Problem requirements: Take the data below and repeat it exactly.

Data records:
-- BEGIN --
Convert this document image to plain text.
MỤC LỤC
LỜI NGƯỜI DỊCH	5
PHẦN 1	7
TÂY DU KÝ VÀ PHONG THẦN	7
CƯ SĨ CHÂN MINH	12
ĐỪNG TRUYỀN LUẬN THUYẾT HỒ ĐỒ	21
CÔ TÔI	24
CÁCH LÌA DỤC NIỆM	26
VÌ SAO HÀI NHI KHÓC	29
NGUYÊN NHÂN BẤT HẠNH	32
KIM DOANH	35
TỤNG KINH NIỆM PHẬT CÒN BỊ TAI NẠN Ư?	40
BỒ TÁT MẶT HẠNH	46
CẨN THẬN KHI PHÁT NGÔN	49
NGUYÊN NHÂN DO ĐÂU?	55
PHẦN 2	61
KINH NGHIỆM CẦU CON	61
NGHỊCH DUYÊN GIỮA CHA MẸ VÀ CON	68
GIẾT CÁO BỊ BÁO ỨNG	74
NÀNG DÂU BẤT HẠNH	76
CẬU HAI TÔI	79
-- END --
The result:
Convert this document image to plain text.
MỤC LỤC
LỜI NGƯỜI DỊCH	5
PHẦN 1	7
TÂY DU KÝ VÀ PHONG THẦN	7
CƯ SĨ CHÂN MINH	12
ĐỪNG TRUYỀN LUẬN THUYẾT HỒ ĐỒ	21
CÔ TÔI	24
CÁCH LÌA DỤC NIỆM	26
VÌ SAO HÀI NHI KHÓC	29
NGUYÊN NHÂN BẤT HẠNH	32
KIM DOANH	35
TỤNG KINH NIỆM PHẬT CÒN BỊ TAI NẠN Ư?	40
BỒ TÁT MẶT HẠNH	46
CẨN THẬN KHI PHÁT NGÔN	49
NGUYÊN NHÂN DO ĐÂU?	55
PHẦN 2	61
KINH NGHIỆM CẦU CON	61
NGHỊCH DUYÊN GIỮA CHA MẸ VÀ CON	68
GIẾT CÁO BỊ BÁO ỨNG	74
NÀNG DÂU BẤT HẠNH	76
CẬU HAI TÔI	79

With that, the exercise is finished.